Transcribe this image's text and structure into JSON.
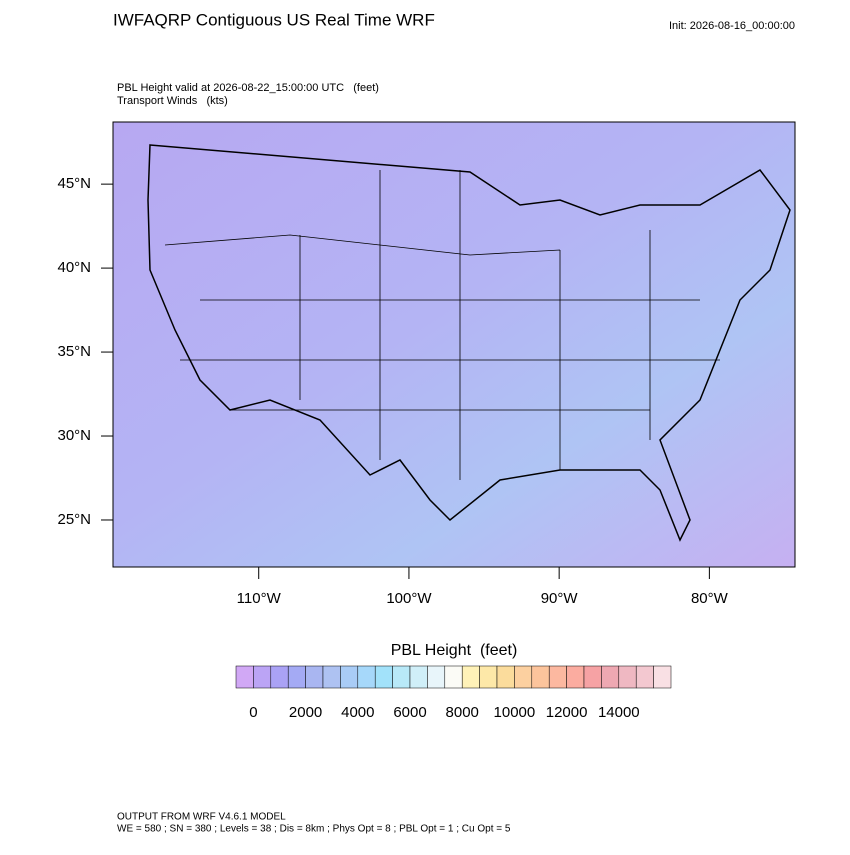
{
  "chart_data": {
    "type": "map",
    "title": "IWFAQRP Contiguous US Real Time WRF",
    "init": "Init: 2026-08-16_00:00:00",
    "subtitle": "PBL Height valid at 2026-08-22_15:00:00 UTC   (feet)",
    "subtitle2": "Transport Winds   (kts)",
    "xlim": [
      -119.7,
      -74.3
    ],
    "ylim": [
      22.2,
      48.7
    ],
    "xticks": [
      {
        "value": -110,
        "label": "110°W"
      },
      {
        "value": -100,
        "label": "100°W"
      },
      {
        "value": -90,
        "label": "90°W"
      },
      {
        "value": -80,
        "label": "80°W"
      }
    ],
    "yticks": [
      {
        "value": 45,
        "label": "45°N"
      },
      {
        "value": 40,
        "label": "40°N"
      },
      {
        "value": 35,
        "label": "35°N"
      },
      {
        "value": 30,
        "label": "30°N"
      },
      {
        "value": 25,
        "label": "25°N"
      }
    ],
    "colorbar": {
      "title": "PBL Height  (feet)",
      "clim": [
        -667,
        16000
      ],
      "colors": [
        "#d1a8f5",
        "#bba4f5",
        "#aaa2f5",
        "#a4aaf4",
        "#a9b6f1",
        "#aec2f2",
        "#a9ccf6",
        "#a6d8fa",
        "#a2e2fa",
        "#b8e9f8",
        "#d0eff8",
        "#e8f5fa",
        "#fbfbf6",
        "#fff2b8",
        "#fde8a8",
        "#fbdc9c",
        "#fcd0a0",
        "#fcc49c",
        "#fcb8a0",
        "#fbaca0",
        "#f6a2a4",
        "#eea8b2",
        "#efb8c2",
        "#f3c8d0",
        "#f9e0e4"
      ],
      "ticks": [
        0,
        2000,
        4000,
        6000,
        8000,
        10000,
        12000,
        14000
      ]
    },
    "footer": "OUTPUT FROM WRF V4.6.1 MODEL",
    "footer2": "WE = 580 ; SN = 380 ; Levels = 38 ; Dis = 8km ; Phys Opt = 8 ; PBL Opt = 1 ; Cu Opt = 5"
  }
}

════════════════════

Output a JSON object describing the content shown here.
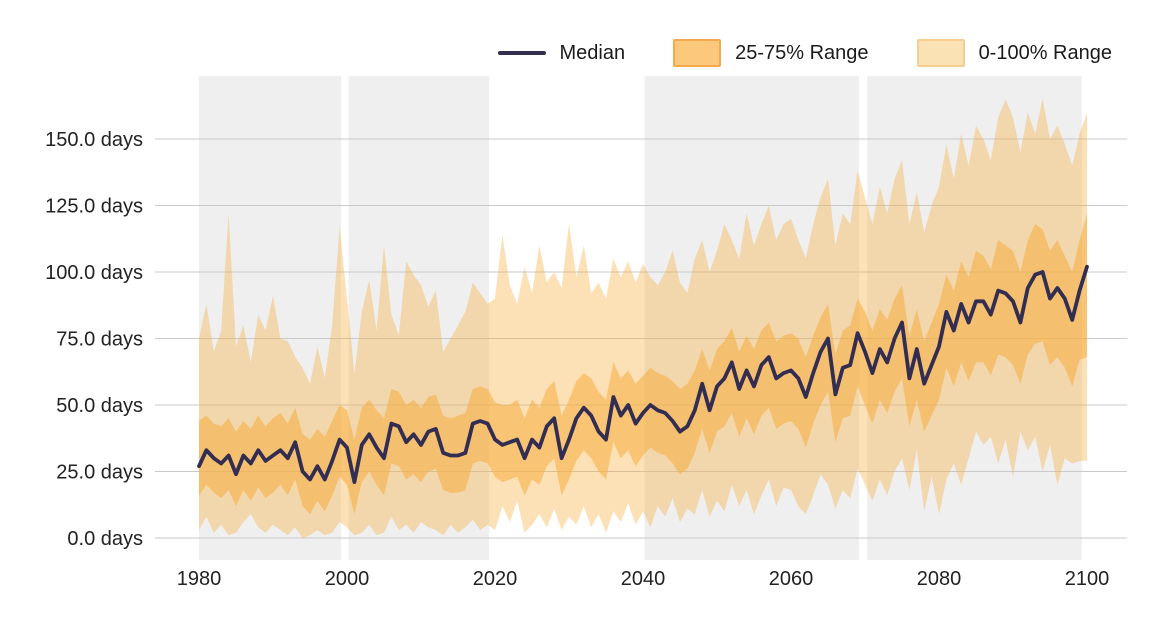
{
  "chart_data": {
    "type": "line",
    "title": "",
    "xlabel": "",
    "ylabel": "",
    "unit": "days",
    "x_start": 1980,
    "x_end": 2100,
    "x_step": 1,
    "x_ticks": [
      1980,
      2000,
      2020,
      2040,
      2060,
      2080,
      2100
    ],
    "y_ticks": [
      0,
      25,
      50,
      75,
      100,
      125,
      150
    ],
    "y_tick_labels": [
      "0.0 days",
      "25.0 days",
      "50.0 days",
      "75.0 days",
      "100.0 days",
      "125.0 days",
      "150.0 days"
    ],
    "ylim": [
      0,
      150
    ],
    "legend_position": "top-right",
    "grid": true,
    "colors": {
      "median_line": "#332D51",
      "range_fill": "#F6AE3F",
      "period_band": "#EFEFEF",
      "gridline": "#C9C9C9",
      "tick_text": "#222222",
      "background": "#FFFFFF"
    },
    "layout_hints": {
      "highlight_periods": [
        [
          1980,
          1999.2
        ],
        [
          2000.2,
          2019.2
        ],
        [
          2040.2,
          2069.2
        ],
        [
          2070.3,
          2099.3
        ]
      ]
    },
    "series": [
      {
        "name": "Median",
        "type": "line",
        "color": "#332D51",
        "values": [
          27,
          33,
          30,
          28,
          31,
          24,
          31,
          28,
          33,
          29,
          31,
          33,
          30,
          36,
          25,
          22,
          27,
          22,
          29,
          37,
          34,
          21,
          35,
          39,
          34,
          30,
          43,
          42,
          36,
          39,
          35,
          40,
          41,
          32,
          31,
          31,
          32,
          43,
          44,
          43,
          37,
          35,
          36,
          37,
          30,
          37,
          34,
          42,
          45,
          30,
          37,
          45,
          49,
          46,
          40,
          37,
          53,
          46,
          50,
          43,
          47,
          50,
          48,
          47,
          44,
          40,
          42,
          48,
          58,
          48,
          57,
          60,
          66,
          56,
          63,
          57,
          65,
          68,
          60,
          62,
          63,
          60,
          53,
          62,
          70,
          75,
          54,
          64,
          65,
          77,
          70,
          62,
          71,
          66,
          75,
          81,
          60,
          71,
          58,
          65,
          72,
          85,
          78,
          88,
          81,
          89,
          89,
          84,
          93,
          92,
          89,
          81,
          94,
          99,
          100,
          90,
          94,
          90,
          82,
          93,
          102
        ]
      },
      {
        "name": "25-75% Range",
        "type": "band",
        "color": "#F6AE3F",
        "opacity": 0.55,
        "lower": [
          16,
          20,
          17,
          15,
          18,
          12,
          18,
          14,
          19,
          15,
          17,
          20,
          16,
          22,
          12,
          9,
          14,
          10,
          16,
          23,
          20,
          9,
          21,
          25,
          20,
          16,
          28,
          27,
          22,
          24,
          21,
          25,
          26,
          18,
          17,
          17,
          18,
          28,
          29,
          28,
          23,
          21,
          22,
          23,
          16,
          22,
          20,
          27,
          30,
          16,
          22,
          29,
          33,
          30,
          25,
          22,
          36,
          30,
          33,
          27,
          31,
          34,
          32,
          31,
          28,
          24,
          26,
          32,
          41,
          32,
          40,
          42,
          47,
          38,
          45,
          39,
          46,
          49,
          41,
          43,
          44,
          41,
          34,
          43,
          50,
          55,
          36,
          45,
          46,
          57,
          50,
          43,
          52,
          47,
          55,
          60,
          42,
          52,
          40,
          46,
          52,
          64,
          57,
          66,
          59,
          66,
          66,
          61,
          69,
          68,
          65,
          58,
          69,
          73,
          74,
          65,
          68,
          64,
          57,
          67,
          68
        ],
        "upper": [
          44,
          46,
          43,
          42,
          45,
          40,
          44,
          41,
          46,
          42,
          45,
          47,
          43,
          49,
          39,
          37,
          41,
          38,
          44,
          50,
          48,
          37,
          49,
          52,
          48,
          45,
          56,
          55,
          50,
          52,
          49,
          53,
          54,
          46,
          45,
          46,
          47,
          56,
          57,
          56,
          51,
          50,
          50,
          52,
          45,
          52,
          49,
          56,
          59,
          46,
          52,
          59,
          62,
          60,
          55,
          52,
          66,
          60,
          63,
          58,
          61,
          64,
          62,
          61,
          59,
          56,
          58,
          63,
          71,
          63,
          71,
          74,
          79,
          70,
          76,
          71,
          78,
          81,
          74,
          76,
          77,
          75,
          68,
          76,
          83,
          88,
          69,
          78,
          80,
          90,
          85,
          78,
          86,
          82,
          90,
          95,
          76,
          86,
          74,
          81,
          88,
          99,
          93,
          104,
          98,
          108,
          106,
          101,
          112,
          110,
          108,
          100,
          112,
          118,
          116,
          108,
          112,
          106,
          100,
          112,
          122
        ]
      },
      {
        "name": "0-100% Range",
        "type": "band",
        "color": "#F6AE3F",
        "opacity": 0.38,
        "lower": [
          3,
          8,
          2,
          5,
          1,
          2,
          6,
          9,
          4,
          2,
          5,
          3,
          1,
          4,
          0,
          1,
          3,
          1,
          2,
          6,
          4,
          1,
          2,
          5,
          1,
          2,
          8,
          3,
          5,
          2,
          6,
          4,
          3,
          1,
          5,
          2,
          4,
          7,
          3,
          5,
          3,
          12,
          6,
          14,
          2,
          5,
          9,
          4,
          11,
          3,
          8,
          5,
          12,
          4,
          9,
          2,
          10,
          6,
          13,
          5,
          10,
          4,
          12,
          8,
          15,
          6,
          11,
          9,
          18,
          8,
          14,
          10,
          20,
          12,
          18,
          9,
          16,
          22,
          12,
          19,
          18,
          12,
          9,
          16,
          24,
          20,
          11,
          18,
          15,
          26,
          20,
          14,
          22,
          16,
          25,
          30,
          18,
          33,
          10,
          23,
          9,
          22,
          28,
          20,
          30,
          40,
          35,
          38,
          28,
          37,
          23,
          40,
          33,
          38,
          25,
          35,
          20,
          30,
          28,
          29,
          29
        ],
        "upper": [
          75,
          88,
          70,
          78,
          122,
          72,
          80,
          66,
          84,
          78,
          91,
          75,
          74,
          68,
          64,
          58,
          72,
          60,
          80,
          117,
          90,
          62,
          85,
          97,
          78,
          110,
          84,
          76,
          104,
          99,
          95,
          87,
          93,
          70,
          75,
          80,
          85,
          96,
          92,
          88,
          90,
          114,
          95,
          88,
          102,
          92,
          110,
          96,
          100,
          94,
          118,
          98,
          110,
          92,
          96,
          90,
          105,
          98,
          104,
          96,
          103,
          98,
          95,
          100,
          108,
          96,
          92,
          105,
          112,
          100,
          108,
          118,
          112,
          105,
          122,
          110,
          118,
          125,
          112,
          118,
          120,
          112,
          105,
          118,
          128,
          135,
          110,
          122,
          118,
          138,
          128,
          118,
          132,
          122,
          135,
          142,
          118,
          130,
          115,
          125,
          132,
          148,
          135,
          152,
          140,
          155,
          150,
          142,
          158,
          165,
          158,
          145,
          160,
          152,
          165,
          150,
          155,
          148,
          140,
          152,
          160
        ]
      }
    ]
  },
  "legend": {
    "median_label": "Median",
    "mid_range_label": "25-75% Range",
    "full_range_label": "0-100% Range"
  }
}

════════════════════

AIM OF THE TASK →
Every line containing the string "feet" must be listed.

RESULT OF THIS EXERCISE →
    "subtitle": "PBL Height valid at 2026-08-22_15:00:00 UTC   (feet)",
      "title": "PBL Height  (feet)",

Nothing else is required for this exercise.